#### Exercise
Your copy should match the records exactly, except that no pictures appear in it.

#### Input material

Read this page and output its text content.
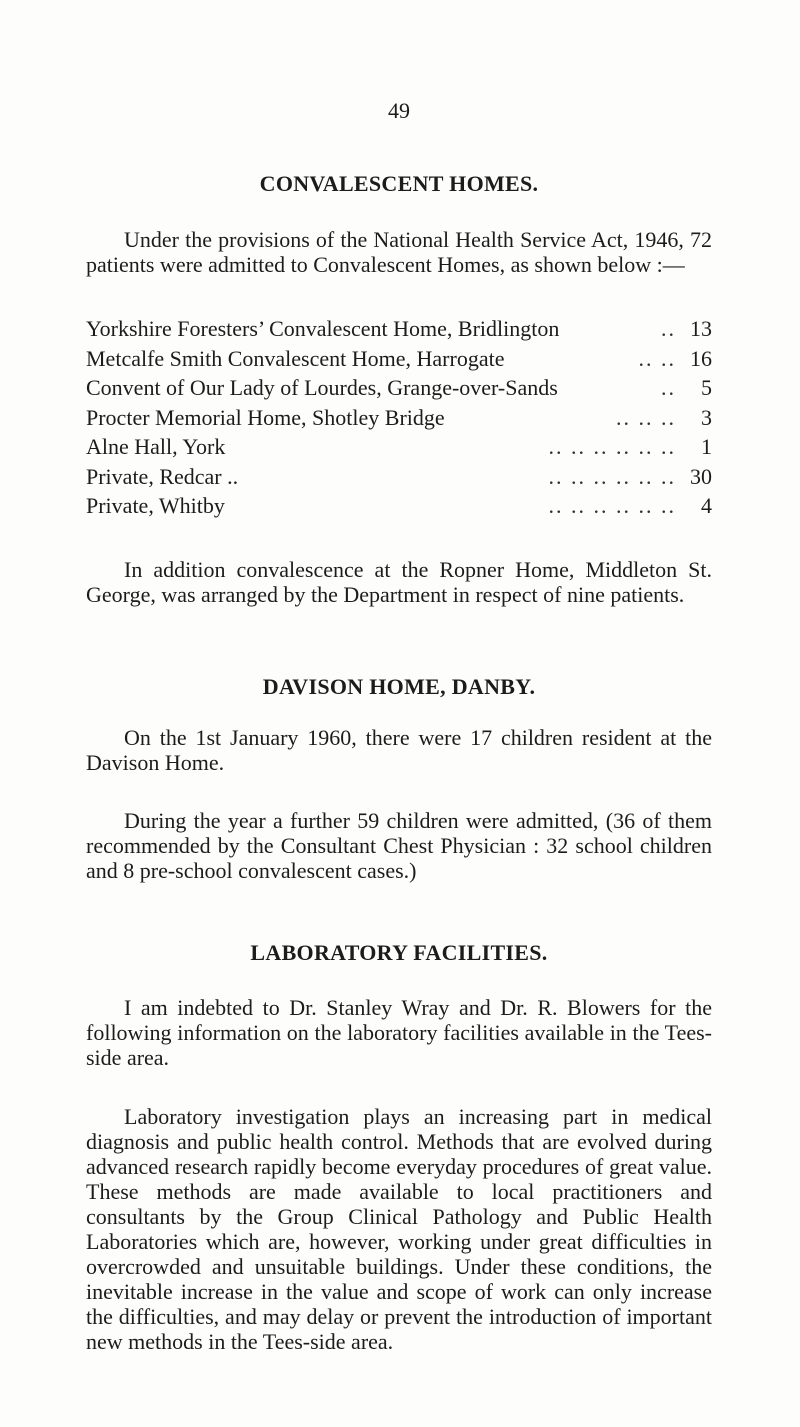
49
CONVALESCENT HOMES.

Under the provisions of the National Health Service Act, 1946, 72 patients were admitted to Convalescent Homes, as shown below :—

Yorkshire Foresters’ Convalescent Home, Bridlington	.. 13
Metcalfe Smith Convalescent Home, Harrogate	.. .. 16
Convent of Our Lady of Lourdes, Grange-over-Sands	..	5
Procter Memorial Home, Shotley Bridge	.. .. ..	3
Alne Hall, York	.. .. .. .. .. ..	1
Private, Redcar ..	.. .. .. .. .. .. 30
Private, Whitby	.. .. .. .. .. ..	4

In addition convalescence at the Ropner Home, Middleton St. George, was arranged by the Department in respect of nine patients.

DAVISON HOME, DANBY.

On the 1st January 1960, there were 17 children resident at the Davison Home.

During the year a further 59 children were admitted, (36 of them recommended by the Consultant Chest Physician : 32 school children and 8 pre-school convalescent cases.)

LABORATORY FACILITIES.

I am indebted to Dr. Stanley Wray and Dr. R. Blowers for the following information on the laboratory facilities available in the Tees-side area.

Laboratory investigation plays an increasing part in medical diagnosis and public health control. Methods that are evolved during advanced research rapidly become everyday procedures of great value. These methods are made available to local practitioners and consultants by the Group Clinical Pathology and Public Health Laboratories which are, however, working under great difficulties in overcrowded and unsuitable buildings. Under these conditions, the inevitable increase in the value and scope of work can only increase the difficulties, and may delay or prevent the introduction of important new methods in the Tees-side area.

#### Your solution
Read this page and output its text content.
49
CONVALESCENT HOMES.

Under the provisions of the National Health Service Act, 1946, 72 patients were admitted to Convalescent Homes, as shown below :—

Yorkshire Foresters’ Convalescent Home, Bridlington	.. 13
Metcalfe Smith Convalescent Home, Harrogate	.. .. 16
Convent of Our Lady of Lourdes, Grange-over-Sands	..	5
Procter Memorial Home, Shotley Bridge	.. .. ..	3
Alne Hall, York	.. .. .. .. .. ..	1
Private, Redcar ..	.. .. .. .. .. .. 30
Private, Whitby	.. .. .. .. .. ..	4

In addition convalescence at the Ropner Home, Middleton St. George, was arranged by the Department in respect of nine patients.

DAVISON HOME, DANBY.

On the 1st January 1960, there were 17 children resident at the Davison Home.

During the year a further 59 children were admitted, (36 of them recommended by the Consultant Chest Physician : 32 school children and 8 pre-school convalescent cases.)

LABORATORY FACILITIES.

I am indebted to Dr. Stanley Wray and Dr. R. Blowers for the following information on the laboratory facilities available in the Tees-side area.

Laboratory investigation plays an increasing part in medical diagnosis and public health control. Methods that are evolved during advanced research rapidly become everyday procedures of great value. These methods are made available to local practitioners and consultants by the Group Clinical Pathology and Public Health Laboratories which are, however, working under great difficulties in overcrowded and unsuitable buildings. Under these conditions, the inevitable increase in the value and scope of work can only increase the difficulties, and may delay or prevent the introduction of important new methods in the Tees-side area.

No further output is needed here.